→ **Task prompt**
Copy every record word for word.

→ **Given information**

>> start

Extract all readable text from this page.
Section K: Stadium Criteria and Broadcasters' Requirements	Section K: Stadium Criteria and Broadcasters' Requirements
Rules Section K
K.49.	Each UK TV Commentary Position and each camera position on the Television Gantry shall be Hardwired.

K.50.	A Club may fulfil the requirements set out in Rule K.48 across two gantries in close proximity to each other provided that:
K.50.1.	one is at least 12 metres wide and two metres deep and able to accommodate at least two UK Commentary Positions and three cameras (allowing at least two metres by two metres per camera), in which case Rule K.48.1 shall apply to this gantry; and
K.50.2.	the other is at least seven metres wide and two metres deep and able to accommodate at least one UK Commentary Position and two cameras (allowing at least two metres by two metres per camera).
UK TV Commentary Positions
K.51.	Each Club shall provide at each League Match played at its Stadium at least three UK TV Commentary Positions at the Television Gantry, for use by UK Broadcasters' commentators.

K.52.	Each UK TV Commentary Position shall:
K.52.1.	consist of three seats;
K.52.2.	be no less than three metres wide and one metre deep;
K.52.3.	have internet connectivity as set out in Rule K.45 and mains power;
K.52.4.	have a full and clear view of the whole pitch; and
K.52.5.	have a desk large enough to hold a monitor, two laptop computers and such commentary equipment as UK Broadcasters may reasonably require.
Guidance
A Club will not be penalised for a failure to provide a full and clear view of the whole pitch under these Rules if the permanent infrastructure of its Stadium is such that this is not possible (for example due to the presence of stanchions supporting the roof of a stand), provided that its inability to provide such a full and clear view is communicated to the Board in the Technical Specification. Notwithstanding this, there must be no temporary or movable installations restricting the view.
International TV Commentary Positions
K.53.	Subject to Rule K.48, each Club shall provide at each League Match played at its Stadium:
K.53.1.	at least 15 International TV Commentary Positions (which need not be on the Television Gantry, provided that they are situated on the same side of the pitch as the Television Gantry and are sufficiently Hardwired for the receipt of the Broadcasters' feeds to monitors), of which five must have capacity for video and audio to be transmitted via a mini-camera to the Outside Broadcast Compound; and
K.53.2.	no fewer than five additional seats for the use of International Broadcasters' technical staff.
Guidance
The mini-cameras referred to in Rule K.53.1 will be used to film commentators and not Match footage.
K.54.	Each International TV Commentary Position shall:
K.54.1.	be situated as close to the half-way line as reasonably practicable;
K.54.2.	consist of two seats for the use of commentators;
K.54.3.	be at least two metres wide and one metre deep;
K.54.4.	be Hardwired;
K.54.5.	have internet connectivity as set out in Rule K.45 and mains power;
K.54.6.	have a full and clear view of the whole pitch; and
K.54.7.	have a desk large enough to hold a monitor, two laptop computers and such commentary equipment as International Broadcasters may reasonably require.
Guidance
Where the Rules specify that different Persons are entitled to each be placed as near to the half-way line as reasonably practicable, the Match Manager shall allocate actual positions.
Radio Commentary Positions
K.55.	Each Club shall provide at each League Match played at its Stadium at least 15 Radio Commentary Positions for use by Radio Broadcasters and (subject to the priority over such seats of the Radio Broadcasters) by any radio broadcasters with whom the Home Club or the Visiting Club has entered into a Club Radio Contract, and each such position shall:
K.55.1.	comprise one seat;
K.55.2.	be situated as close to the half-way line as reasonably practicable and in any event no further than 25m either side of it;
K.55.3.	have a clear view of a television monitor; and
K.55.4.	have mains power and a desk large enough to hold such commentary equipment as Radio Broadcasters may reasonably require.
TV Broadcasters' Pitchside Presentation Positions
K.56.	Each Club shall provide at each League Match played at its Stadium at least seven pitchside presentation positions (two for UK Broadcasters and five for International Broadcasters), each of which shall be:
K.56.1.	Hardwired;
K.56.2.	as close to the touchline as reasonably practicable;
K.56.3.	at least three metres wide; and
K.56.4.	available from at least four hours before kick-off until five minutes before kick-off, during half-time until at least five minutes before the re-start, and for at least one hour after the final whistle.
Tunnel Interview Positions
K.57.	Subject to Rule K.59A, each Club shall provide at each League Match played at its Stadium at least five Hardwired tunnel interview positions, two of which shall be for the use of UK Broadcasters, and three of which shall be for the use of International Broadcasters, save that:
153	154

>> end

→ **Output for this task**
Extract all readable text from this page.
Section K: Stadium Criteria and Broadcasters' Requirements	Section K: Stadium Criteria and Broadcasters' Requirements
Rules Section K
K.49.	Each UK TV Commentary Position and each camera position on the Television Gantry shall be Hardwired.

K.50.	A Club may fulfil the requirements set out in Rule K.48 across two gantries in close proximity to each other provided that:
K.50.1.	one is at least 12 metres wide and two metres deep and able to accommodate at least two UK Commentary Positions and three cameras (allowing at least two metres by two metres per camera), in which case Rule K.48.1 shall apply to this gantry; and
K.50.2.	the other is at least seven metres wide and two metres deep and able to accommodate at least one UK Commentary Position and two cameras (allowing at least two metres by two metres per camera).
UK TV Commentary Positions
K.51.	Each Club shall provide at each League Match played at its Stadium at least three UK TV Commentary Positions at the Television Gantry, for use by UK Broadcasters' commentators.

K.52.	Each UK TV Commentary Position shall:
K.52.1.	consist of three seats;
K.52.2.	be no less than three metres wide and one metre deep;
K.52.3.	have internet connectivity as set out in Rule K.45 and mains power;
K.52.4.	have a full and clear view of the whole pitch; and
K.52.5.	have a desk large enough to hold a monitor, two laptop computers and such commentary equipment as UK Broadcasters may reasonably require.
Guidance
A Club will not be penalised for a failure to provide a full and clear view of the whole pitch under these Rules if the permanent infrastructure of its Stadium is such that this is not possible (for example due to the presence of stanchions supporting the roof of a stand), provided that its inability to provide such a full and clear view is communicated to the Board in the Technical Specification. Notwithstanding this, there must be no temporary or movable installations restricting the view.
International TV Commentary Positions
K.53.	Subject to Rule K.48, each Club shall provide at each League Match played at its Stadium:
K.53.1.	at least 15 International TV Commentary Positions (which need not be on the Television Gantry, provided that they are situated on the same side of the pitch as the Television Gantry and are sufficiently Hardwired for the receipt of the Broadcasters' feeds to monitors), of which five must have capacity for video and audio to be transmitted via a mini-camera to the Outside Broadcast Compound; and
K.53.2.	no fewer than five additional seats for the use of International Broadcasters' technical staff.
Guidance
The mini-cameras referred to in Rule K.53.1 will be used to film commentators and not Match footage.
K.54.	Each International TV Commentary Position shall:
K.54.1.	be situated as close to the half-way line as reasonably practicable;
K.54.2.	consist of two seats for the use of commentators;
K.54.3.	be at least two metres wide and one metre deep;
K.54.4.	be Hardwired;
K.54.5.	have internet connectivity as set out in Rule K.45 and mains power;
K.54.6.	have a full and clear view of the whole pitch; and
K.54.7.	have a desk large enough to hold a monitor, two laptop computers and such commentary equipment as International Broadcasters may reasonably require.
Guidance
Where the Rules specify that different Persons are entitled to each be placed as near to the half-way line as reasonably practicable, the Match Manager shall allocate actual positions.
Radio Commentary Positions
K.55.	Each Club shall provide at each League Match played at its Stadium at least 15 Radio Commentary Positions for use by Radio Broadcasters and (subject to the priority over such seats of the Radio Broadcasters) by any radio broadcasters with whom the Home Club or the Visiting Club has entered into a Club Radio Contract, and each such position shall:
K.55.1.	comprise one seat;
K.55.2.	be situated as close to the half-way line as reasonably practicable and in any event no further than 25m either side of it;
K.55.3.	have a clear view of a television monitor; and
K.55.4.	have mains power and a desk large enough to hold such commentary equipment as Radio Broadcasters may reasonably require.
TV Broadcasters' Pitchside Presentation Positions
K.56.	Each Club shall provide at each League Match played at its Stadium at least seven pitchside presentation positions (two for UK Broadcasters and five for International Broadcasters), each of which shall be:
K.56.1.	Hardwired;
K.56.2.	as close to the touchline as reasonably practicable;
K.56.3.	at least three metres wide; and
K.56.4.	available from at least four hours before kick-off until five minutes before kick-off, during half-time until at least five minutes before the re-start, and for at least one hour after the final whistle.
Tunnel Interview Positions
K.57.	Subject to Rule K.59A, each Club shall provide at each League Match played at its Stadium at least five Hardwired tunnel interview positions, two of which shall be for the use of UK Broadcasters, and three of which shall be for the use of International Broadcasters, save that:
153	154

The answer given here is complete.